**THE DATA:**
════════════════════
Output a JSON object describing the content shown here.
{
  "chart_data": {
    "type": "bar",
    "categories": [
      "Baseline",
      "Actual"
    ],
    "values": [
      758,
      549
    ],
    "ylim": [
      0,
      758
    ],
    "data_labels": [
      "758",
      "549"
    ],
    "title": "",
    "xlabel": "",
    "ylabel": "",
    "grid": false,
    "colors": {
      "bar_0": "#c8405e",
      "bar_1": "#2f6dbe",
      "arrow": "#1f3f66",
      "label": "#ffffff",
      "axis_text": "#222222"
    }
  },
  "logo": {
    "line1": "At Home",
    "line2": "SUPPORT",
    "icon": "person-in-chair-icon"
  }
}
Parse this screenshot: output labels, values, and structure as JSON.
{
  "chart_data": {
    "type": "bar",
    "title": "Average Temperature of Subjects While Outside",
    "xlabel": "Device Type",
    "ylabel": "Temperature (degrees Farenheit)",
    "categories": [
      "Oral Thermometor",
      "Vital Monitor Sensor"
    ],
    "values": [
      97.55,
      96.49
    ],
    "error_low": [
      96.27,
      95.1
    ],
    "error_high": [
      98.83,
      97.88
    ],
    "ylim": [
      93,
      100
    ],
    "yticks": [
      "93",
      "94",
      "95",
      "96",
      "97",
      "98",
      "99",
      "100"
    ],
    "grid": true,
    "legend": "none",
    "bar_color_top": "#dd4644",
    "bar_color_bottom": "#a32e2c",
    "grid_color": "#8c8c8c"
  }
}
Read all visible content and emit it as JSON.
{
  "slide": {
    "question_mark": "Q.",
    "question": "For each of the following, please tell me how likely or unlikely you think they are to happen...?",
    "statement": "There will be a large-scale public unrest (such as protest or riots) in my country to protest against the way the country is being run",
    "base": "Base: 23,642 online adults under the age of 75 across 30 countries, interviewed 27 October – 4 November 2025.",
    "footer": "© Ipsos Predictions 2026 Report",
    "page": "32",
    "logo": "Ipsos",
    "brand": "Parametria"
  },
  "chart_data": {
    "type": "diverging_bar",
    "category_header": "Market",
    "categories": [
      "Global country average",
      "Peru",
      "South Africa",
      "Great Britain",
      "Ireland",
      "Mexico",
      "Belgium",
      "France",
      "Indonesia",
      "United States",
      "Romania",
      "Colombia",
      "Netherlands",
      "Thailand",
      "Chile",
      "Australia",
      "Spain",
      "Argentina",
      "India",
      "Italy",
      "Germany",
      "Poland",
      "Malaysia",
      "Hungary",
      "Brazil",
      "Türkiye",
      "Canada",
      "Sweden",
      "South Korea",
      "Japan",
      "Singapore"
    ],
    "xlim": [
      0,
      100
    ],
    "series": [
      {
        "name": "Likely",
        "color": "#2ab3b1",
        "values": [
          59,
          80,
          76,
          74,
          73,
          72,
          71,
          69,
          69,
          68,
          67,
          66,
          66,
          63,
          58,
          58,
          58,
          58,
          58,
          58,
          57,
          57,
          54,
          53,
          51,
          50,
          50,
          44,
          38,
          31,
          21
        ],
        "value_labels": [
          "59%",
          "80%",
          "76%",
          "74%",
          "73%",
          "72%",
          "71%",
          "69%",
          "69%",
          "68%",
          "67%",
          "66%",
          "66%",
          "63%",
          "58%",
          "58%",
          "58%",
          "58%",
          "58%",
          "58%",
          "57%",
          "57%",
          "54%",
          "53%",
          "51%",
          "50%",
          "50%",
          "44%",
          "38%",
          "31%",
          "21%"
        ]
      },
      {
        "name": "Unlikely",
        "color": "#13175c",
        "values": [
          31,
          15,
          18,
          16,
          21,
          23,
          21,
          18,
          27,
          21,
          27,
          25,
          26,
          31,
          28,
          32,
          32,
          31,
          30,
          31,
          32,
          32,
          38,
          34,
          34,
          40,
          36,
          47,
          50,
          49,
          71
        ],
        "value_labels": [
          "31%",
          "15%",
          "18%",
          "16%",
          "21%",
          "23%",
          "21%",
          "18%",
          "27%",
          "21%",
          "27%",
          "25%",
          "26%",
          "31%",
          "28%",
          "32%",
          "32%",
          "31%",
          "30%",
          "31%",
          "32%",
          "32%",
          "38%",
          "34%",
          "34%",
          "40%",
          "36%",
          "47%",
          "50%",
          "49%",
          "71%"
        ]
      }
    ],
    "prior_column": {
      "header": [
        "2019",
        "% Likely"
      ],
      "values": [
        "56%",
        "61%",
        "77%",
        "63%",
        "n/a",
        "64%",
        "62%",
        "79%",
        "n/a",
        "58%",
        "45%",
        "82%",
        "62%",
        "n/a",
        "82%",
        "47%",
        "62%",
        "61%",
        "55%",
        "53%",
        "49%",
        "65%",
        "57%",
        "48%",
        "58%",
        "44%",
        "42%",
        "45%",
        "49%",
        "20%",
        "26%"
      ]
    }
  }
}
════════════════════
**PROMPT:** Give back all the records exactly as they stand.

**RIGHT ANSWER:**
Output a JSON object describing the content shown here.
{
  "chart_data": {
    "type": "bar",
    "categories": [
      "Baseline",
      "Actual"
    ],
    "values": [
      758,
      549
    ],
    "ylim": [
      0,
      758
    ],
    "data_labels": [
      "758",
      "549"
    ],
    "title": "",
    "xlabel": "",
    "ylabel": "",
    "grid": false,
    "colors": {
      "bar_0": "#c8405e",
      "bar_1": "#2f6dbe",
      "arrow": "#1f3f66",
      "label": "#ffffff",
      "axis_text": "#222222"
    }
  },
  "logo": {
    "line1": "At Home",
    "line2": "SUPPORT",
    "icon": "person-in-chair-icon"
  }
}
Parse this screenshot: output labels, values, and structure as JSON.
{
  "chart_data": {
    "type": "bar",
    "title": "Average Temperature of Subjects While Outside",
    "xlabel": "Device Type",
    "ylabel": "Temperature (degrees Farenheit)",
    "categories": [
      "Oral Thermometor",
      "Vital Monitor Sensor"
    ],
    "values": [
      97.55,
      96.49
    ],
    "error_low": [
      96.27,
      95.1
    ],
    "error_high": [
      98.83,
      97.88
    ],
    "ylim": [
      93,
      100
    ],
    "yticks": [
      "93",
      "94",
      "95",
      "96",
      "97",
      "98",
      "99",
      "100"
    ],
    "grid": true,
    "legend": "none",
    "bar_color_top": "#dd4644",
    "bar_color_bottom": "#a32e2c",
    "grid_color": "#8c8c8c"
  }
}
Read all visible content and emit it as JSON.
{
  "slide": {
    "question_mark": "Q.",
    "question": "For each of the following, please tell me how likely or unlikely you think they are to happen...?",
    "statement": "There will be a large-scale public unrest (such as protest or riots) in my country to protest against the way the country is being run",
    "base": "Base: 23,642 online adults under the age of 75 across 30 countries, interviewed 27 October – 4 November 2025.",
    "footer": "© Ipsos Predictions 2026 Report",
    "page": "32",
    "logo": "Ipsos",
    "brand": "Parametria"
  },
  "chart_data": {
    "type": "diverging_bar",
    "category_header": "Market",
    "categories": [
      "Global country average",
      "Peru",
      "South Africa",
      "Great Britain",
      "Ireland",
      "Mexico",
      "Belgium",
      "France",
      "Indonesia",
      "United States",
      "Romania",
      "Colombia",
      "Netherlands",
      "Thailand",
      "Chile",
      "Australia",
      "Spain",
      "Argentina",
      "India",
      "Italy",
      "Germany",
      "Poland",
      "Malaysia",
      "Hungary",
      "Brazil",
      "Türkiye",
      "Canada",
      "Sweden",
      "South Korea",
      "Japan",
      "Singapore"
    ],
    "xlim": [
      0,
      100
    ],
    "series": [
      {
        "name": "Likely",
        "color": "#2ab3b1",
        "values": [
          59,
          80,
          76,
          74,
          73,
          72,
          71,
          69,
          69,
          68,
          67,
          66,
          66,
          63,
          58,
          58,
          58,
          58,
          58,
          58,
          57,
          57,
          54,
          53,
          51,
          50,
          50,
          44,
          38,
          31,
          21
        ],
        "value_labels": [
          "59%",
          "80%",
          "76%",
          "74%",
          "73%",
          "72%",
          "71%",
          "69%",
          "69%",
          "68%",
          "67%",
          "66%",
          "66%",
          "63%",
          "58%",
          "58%",
          "58%",
          "58%",
          "58%",
          "58%",
          "57%",
          "57%",
          "54%",
          "53%",
          "51%",
          "50%",
          "50%",
          "44%",
          "38%",
          "31%",
          "21%"
        ]
      },
      {
        "name": "Unlikely",
        "color": "#13175c",
        "values": [
          31,
          15,
          18,
          16,
          21,
          23,
          21,
          18,
          27,
          21,
          27,
          25,
          26,
          31,
          28,
          32,
          32,
          31,
          30,
          31,
          32,
          32,
          38,
          34,
          34,
          40,
          36,
          47,
          50,
          49,
          71
        ],
        "value_labels": [
          "31%",
          "15%",
          "18%",
          "16%",
          "21%",
          "23%",
          "21%",
          "18%",
          "27%",
          "21%",
          "27%",
          "25%",
          "26%",
          "31%",
          "28%",
          "32%",
          "32%",
          "31%",
          "30%",
          "31%",
          "32%",
          "32%",
          "38%",
          "34%",
          "34%",
          "40%",
          "36%",
          "47%",
          "50%",
          "49%",
          "71%"
        ]
      }
    ],
    "prior_column": {
      "header": [
        "2019",
        "% Likely"
      ],
      "values": [
        "56%",
        "61%",
        "77%",
        "63%",
        "n/a",
        "64%",
        "62%",
        "79%",
        "n/a",
        "58%",
        "45%",
        "82%",
        "62%",
        "n/a",
        "82%",
        "47%",
        "62%",
        "61%",
        "55%",
        "53%",
        "49%",
        "65%",
        "57%",
        "48%",
        "58%",
        "44%",
        "42%",
        "45%",
        "49%",
        "20%",
        "26%"
      ]
    }
  }
}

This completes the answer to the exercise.